**RECORDS FOR THE TASK**
+-------+

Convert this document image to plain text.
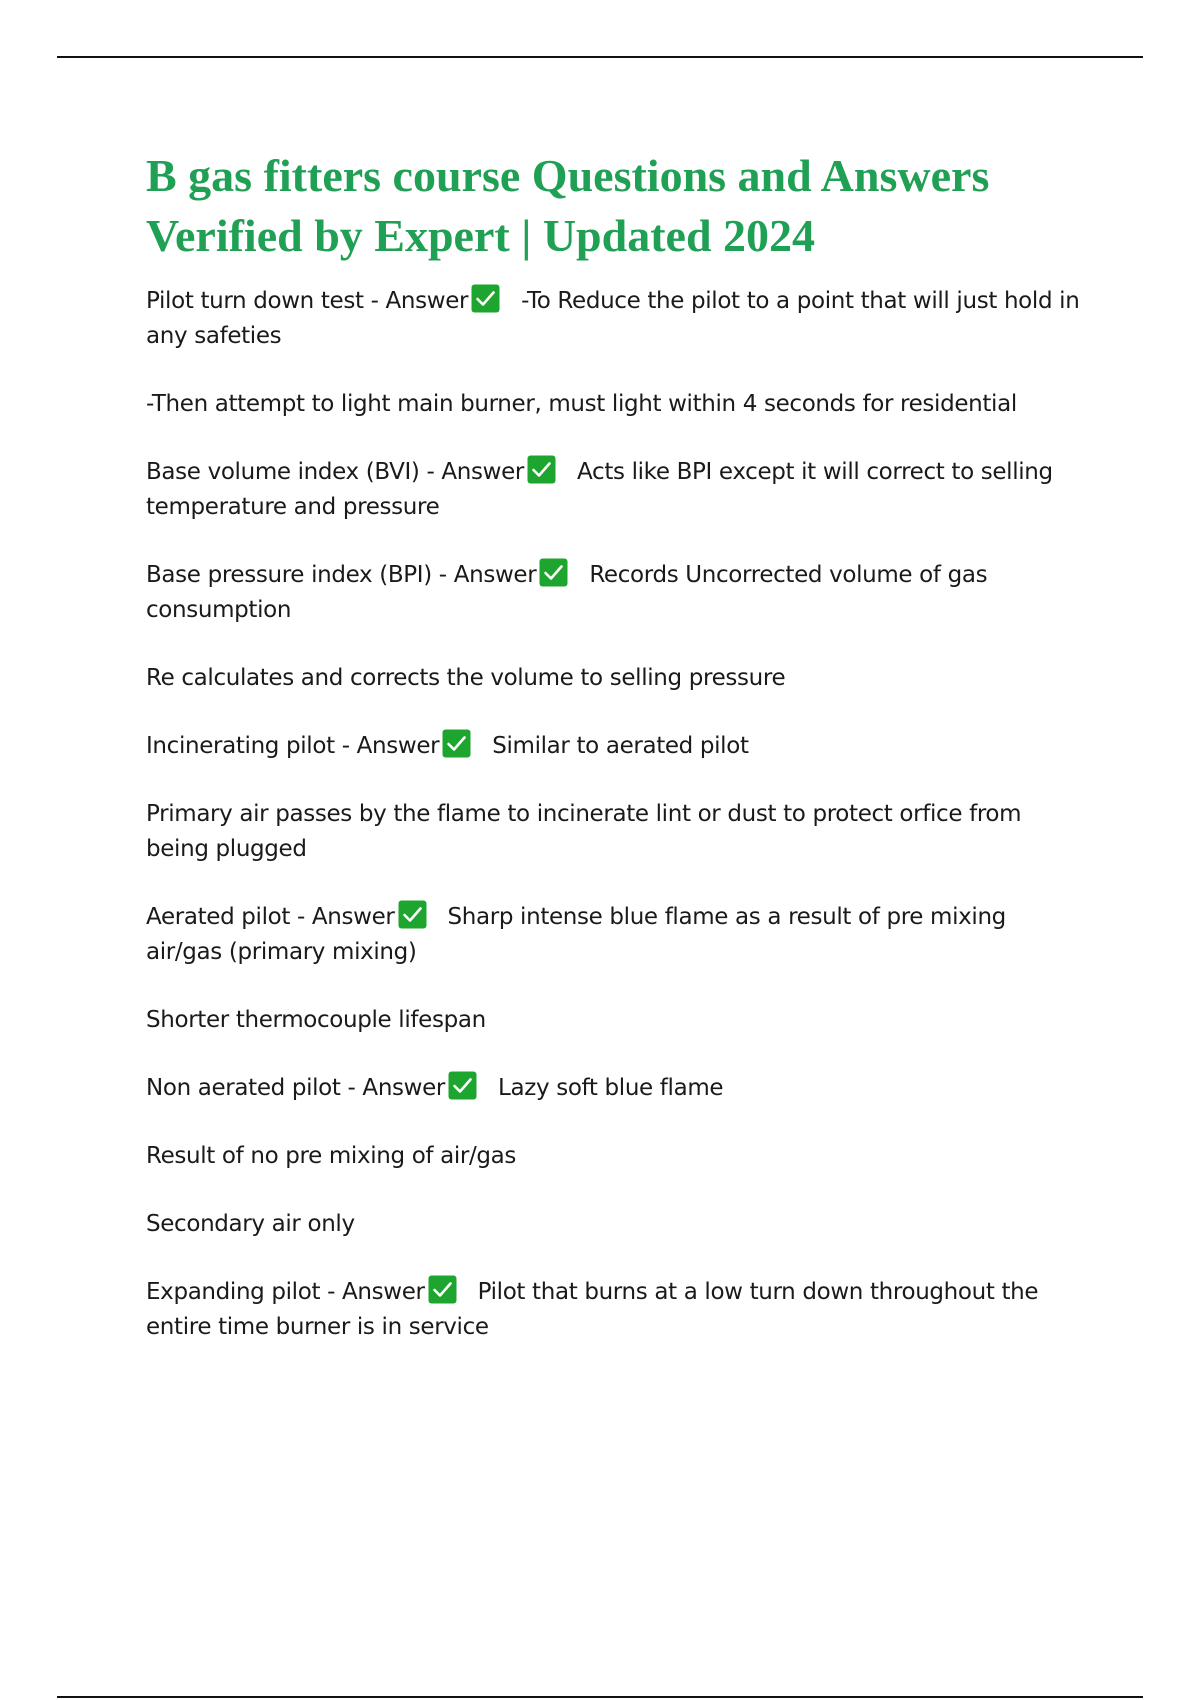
B gas fitters course Questions and Answers
Verified by Expert | Updated 2024

Pilot turn down test - Answer -To Reduce the pilot to a point that will just hold in any safeties

-Then attempt to light main burner, must light within 4 seconds for residential

Base volume index (BVI) - Answer Acts like BPI except it will correct to selling temperature and pressure

Base pressure index (BPI) - Answer Records Uncorrected volume of gas consumption

Re calculates and corrects the volume to selling pressure

Incinerating pilot - Answer Similar to aerated pilot

Primary air passes by the flame to incinerate lint or dust to protect orfice from being plugged

Aerated pilot - Answer Sharp intense blue flame as a result of pre mixing air/gas (primary mixing)

Shorter thermocouple lifespan

Non aerated pilot - Answer Lazy soft blue flame

Result of no pre mixing of air/gas

Secondary air only

Expanding pilot - Answer Pilot that burns at a low turn down throughout the entire time burner is in service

+-------+

Restate each entry word for word, please, but drop any images it holds.

**EXPECTED ANSWER**
Convert this document image to plain text.
B gas fitters course Questions and Answers
Verified by Expert | Updated 2024

Pilot turn down test - Answer -To Reduce the pilot to a point that will just hold in any safeties

-Then attempt to light main burner, must light within 4 seconds for residential

Base volume index (BVI) - Answer Acts like BPI except it will correct to selling temperature and pressure

Base pressure index (BPI) - Answer Records Uncorrected volume of gas consumption

Re calculates and corrects the volume to selling pressure

Incinerating pilot - Answer Similar to aerated pilot

Primary air passes by the flame to incinerate lint or dust to protect orfice from being plugged

Aerated pilot - Answer Sharp intense blue flame as a result of pre mixing air/gas (primary mixing)

Shorter thermocouple lifespan

Non aerated pilot - Answer Lazy soft blue flame

Result of no pre mixing of air/gas

Secondary air only

Expanding pilot - Answer Pilot that burns at a low turn down throughout the entire time burner is in service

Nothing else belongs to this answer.